**Written instruction:** The records below must be written out exactly, with every picture left behind.
________________________________________
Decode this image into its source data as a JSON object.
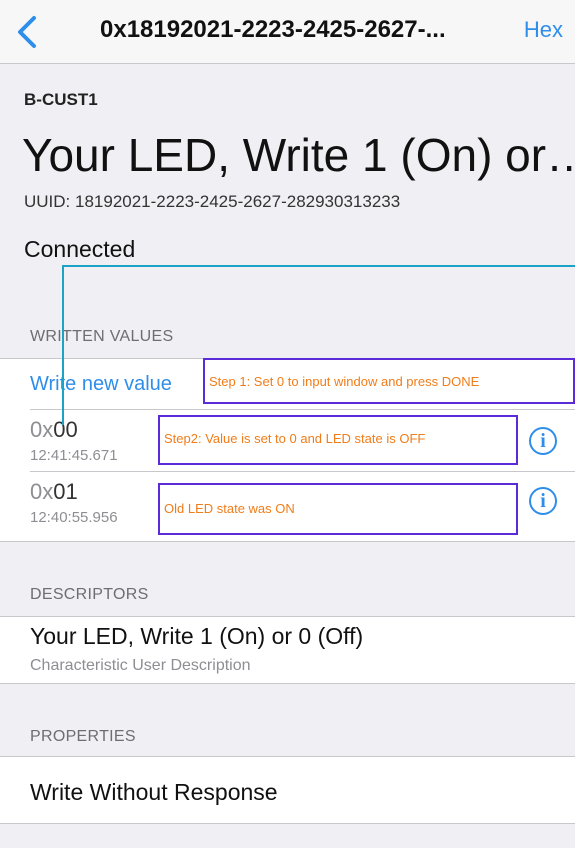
{
  "nav": {
    "title": "0x18192021-2223-2425-2627-...",
    "hex_label": "Hex"
  },
  "header": {
    "service_name": "B-CUST1",
    "characteristic_title": "Your LED, Write 1 (On) or…",
    "uuid": "UUID: 18192021-2223-2425-2627-282930313233",
    "status": "Connected"
  },
  "written": {
    "section_title": "WRITTEN VALUES",
    "write_new_label": "Write new value",
    "items": [
      {
        "prefix": "0x",
        "value": "00",
        "time": "12:41:45.671"
      },
      {
        "prefix": "0x",
        "value": "01",
        "time": "12:40:55.956"
      }
    ]
  },
  "annotations": {
    "step1": "Step 1: Set 0 to input window and press DONE",
    "step2": "Step2: Value is set to 0 and LED state is OFF",
    "old": "Old LED state was ON"
  },
  "descriptors": {
    "section_title": "DESCRIPTORS",
    "main": "Your LED, Write 1 (On) or 0 (Off)",
    "sub": "Characteristic User Description"
  },
  "properties": {
    "section_title": "PROPERTIES",
    "item": "Write Without Response"
  },
  "colors": {
    "accent": "#2f8eea",
    "annotation_border": "#5a2bd6",
    "annotation_text": "#f07d1a",
    "connector": "#1aa3c7"
  },
  "icons": {
    "back": "chevron-left-icon",
    "info": "info-icon"
  }
}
________________________________________
**Answer:**
Decode this image into its source data as a JSON object.
{
  "nav": {
    "title": "0x18192021-2223-2425-2627-...",
    "hex_label": "Hex"
  },
  "header": {
    "service_name": "B-CUST1",
    "characteristic_title": "Your LED, Write 1 (On) or…",
    "uuid": "UUID: 18192021-2223-2425-2627-282930313233",
    "status": "Connected"
  },
  "written": {
    "section_title": "WRITTEN VALUES",
    "write_new_label": "Write new value",
    "items": [
      {
        "prefix": "0x",
        "value": "00",
        "time": "12:41:45.671"
      },
      {
        "prefix": "0x",
        "value": "01",
        "time": "12:40:55.956"
      }
    ]
  },
  "annotations": {
    "step1": "Step 1: Set 0 to input window and press DONE",
    "step2": "Step2: Value is set to 0 and LED state is OFF",
    "old": "Old LED state was ON"
  },
  "descriptors": {
    "section_title": "DESCRIPTORS",
    "main": "Your LED, Write 1 (On) or 0 (Off)",
    "sub": "Characteristic User Description"
  },
  "properties": {
    "section_title": "PROPERTIES",
    "item": "Write Without Response"
  },
  "colors": {
    "accent": "#2f8eea",
    "annotation_border": "#5a2bd6",
    "annotation_text": "#f07d1a",
    "connector": "#1aa3c7"
  },
  "icons": {
    "back": "chevron-left-icon",
    "info": "info-icon"
  }
}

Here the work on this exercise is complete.